# GIVEN REQUEST
Go through the lines below. Copy those with "IATA".

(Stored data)
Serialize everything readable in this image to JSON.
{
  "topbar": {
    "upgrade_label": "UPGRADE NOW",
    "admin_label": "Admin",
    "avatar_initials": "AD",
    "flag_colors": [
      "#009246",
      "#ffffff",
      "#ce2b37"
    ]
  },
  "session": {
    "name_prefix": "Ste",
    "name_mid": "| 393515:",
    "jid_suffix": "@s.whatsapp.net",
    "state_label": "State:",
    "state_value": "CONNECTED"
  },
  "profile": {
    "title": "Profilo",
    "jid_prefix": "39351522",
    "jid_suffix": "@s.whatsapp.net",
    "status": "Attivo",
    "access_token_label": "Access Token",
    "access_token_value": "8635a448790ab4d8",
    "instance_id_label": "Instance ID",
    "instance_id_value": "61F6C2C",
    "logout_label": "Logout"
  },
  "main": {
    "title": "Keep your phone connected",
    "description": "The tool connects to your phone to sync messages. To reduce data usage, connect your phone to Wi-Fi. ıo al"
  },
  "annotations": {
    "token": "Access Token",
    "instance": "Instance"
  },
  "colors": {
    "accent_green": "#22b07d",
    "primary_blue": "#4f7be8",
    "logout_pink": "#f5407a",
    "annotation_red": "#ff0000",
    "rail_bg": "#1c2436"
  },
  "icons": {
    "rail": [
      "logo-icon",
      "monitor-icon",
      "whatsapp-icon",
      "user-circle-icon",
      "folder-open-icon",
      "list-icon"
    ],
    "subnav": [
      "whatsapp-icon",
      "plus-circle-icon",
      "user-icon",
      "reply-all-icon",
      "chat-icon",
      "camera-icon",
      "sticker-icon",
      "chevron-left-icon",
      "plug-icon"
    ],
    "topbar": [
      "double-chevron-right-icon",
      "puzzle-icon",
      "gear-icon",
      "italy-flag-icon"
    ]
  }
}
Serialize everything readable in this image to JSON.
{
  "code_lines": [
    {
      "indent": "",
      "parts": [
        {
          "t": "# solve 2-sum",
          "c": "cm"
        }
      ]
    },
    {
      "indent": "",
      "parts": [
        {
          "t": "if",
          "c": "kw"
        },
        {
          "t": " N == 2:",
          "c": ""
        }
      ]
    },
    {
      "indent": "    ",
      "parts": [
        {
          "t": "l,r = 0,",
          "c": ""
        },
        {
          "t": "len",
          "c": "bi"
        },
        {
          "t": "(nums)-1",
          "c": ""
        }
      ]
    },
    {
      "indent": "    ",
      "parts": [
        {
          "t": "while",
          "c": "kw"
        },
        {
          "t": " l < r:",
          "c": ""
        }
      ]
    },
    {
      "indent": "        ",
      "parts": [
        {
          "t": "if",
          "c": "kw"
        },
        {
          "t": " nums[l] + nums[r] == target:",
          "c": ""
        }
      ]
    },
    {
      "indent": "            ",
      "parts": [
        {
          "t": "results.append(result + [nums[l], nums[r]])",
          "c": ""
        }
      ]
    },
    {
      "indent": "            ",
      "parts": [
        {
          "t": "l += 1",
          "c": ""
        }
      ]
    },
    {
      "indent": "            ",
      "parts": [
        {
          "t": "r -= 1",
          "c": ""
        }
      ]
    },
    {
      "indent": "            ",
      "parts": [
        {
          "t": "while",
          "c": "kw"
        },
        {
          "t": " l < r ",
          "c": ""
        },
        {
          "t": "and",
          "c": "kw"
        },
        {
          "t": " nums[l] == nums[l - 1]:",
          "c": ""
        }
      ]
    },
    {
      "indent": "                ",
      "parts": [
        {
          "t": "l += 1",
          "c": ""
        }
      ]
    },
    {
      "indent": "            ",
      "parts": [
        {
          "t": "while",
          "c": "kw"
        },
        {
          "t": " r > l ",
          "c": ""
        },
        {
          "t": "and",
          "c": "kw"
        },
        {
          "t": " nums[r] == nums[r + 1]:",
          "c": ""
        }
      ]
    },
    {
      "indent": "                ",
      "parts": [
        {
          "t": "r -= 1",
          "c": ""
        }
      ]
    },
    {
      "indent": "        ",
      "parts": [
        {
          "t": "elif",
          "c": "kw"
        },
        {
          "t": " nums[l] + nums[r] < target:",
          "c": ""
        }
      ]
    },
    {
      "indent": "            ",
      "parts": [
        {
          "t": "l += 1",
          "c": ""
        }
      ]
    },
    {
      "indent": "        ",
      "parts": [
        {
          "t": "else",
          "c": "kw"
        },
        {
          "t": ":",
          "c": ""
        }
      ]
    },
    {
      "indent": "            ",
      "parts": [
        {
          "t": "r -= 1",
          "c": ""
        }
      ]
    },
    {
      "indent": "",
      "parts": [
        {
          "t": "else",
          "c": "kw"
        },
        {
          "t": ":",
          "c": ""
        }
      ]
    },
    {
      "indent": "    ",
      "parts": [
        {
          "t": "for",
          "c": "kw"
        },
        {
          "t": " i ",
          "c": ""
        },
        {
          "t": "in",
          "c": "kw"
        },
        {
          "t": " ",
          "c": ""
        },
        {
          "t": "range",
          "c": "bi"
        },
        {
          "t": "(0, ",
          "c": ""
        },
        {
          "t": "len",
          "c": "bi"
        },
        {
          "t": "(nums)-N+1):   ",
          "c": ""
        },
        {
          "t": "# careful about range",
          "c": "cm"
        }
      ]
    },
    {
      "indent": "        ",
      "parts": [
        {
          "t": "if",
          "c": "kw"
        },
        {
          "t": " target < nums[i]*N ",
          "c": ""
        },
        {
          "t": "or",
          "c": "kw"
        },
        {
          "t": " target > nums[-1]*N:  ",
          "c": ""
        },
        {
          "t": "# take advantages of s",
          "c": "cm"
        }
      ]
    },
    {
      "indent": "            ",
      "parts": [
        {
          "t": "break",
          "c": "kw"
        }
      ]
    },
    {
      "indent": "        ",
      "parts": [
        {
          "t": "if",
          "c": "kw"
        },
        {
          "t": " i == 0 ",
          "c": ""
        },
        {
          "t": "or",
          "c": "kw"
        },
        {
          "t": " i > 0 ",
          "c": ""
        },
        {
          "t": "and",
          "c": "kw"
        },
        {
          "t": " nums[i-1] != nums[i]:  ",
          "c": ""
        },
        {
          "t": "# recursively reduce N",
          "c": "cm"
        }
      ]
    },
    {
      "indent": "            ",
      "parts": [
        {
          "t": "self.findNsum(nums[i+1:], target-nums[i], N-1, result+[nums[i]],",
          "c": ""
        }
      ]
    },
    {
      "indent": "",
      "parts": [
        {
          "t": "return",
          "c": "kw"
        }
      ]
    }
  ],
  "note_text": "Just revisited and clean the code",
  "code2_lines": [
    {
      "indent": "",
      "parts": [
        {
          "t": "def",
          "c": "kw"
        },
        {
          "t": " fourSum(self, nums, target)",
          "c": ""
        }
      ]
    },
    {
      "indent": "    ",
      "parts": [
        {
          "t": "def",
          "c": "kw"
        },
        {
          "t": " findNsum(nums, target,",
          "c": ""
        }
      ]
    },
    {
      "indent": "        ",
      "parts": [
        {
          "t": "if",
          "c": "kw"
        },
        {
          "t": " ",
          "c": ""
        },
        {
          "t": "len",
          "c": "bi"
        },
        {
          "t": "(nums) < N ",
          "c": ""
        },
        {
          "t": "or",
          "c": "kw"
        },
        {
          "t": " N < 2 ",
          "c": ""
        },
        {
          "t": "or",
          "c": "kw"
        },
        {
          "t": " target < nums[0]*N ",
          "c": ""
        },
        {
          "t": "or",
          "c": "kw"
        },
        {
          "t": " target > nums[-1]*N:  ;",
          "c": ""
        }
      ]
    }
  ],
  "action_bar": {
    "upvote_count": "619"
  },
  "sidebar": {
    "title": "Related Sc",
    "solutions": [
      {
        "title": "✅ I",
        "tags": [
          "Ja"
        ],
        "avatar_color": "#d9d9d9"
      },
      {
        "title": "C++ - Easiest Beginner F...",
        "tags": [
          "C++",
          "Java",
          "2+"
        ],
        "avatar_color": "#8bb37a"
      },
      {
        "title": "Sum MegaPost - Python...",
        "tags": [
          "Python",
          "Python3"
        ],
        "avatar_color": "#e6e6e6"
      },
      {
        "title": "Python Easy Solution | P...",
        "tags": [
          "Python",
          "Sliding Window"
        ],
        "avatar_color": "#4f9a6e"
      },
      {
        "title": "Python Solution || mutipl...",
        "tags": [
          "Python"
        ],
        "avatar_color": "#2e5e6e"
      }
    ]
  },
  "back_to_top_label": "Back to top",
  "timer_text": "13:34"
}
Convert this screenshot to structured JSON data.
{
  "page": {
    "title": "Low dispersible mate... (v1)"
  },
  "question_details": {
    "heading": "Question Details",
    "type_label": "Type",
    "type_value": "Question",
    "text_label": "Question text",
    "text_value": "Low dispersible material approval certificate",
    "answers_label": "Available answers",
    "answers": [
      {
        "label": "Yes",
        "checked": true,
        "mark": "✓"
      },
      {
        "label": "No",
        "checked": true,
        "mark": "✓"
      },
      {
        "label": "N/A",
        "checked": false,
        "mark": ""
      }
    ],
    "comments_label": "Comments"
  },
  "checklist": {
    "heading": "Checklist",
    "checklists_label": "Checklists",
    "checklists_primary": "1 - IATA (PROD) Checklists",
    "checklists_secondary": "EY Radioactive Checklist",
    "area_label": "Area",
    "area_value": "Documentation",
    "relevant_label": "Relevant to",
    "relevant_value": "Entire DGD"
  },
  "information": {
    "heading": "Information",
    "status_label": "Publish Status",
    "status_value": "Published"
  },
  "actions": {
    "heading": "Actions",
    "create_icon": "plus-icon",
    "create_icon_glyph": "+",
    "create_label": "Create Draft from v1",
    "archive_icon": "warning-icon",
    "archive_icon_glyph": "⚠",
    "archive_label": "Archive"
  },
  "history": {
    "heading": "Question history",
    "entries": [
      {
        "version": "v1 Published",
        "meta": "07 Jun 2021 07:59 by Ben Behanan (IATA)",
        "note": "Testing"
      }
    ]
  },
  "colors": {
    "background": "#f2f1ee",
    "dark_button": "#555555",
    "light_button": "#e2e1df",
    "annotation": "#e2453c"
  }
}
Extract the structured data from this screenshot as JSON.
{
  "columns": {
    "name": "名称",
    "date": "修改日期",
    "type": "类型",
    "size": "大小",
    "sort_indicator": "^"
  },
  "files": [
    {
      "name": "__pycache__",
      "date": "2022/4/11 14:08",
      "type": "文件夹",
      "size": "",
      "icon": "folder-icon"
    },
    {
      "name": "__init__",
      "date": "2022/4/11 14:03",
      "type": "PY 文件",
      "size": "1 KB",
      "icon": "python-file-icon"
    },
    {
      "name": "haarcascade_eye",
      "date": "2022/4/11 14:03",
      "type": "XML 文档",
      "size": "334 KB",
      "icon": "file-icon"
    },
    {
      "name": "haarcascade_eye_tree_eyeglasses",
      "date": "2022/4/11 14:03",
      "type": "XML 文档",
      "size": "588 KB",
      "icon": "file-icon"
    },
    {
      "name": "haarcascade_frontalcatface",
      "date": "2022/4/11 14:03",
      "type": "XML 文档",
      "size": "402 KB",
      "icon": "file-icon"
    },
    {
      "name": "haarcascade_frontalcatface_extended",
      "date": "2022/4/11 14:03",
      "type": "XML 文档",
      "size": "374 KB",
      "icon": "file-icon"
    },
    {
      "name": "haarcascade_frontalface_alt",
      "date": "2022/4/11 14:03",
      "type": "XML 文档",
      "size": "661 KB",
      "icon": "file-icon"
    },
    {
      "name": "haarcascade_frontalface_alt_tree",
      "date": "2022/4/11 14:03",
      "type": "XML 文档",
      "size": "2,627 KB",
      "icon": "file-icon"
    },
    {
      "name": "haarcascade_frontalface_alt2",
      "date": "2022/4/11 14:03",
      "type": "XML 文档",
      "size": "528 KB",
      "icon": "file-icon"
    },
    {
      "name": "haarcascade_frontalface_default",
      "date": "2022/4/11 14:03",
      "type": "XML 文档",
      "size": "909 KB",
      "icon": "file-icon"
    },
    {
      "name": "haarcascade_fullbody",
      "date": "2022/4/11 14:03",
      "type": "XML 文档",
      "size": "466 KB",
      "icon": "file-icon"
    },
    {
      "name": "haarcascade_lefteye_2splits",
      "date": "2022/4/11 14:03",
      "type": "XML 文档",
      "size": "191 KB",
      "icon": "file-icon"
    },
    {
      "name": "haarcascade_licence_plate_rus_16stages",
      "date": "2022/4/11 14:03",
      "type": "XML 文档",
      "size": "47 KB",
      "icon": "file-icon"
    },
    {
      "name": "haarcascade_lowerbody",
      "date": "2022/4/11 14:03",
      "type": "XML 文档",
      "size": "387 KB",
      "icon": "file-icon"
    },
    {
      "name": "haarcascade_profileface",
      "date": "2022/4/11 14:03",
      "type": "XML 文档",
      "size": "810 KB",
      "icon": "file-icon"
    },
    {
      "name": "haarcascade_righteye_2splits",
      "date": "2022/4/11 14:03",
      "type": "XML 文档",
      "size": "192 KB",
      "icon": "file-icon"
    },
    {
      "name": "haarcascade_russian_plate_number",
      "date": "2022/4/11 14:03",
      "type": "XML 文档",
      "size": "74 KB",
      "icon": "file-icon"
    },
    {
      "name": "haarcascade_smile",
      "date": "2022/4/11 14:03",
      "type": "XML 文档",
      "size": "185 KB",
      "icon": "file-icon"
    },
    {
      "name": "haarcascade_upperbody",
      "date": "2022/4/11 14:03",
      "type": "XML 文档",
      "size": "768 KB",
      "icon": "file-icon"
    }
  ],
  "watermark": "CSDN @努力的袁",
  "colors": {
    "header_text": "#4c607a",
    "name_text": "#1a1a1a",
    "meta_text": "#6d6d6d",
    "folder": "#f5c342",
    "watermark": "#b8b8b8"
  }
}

# WORKED ANSWER
    "checklists_primary": "1 - IATA (PROD) Checklists",
        "meta": "07 Jun 2021 07:59 by Ben Behanan (IATA)",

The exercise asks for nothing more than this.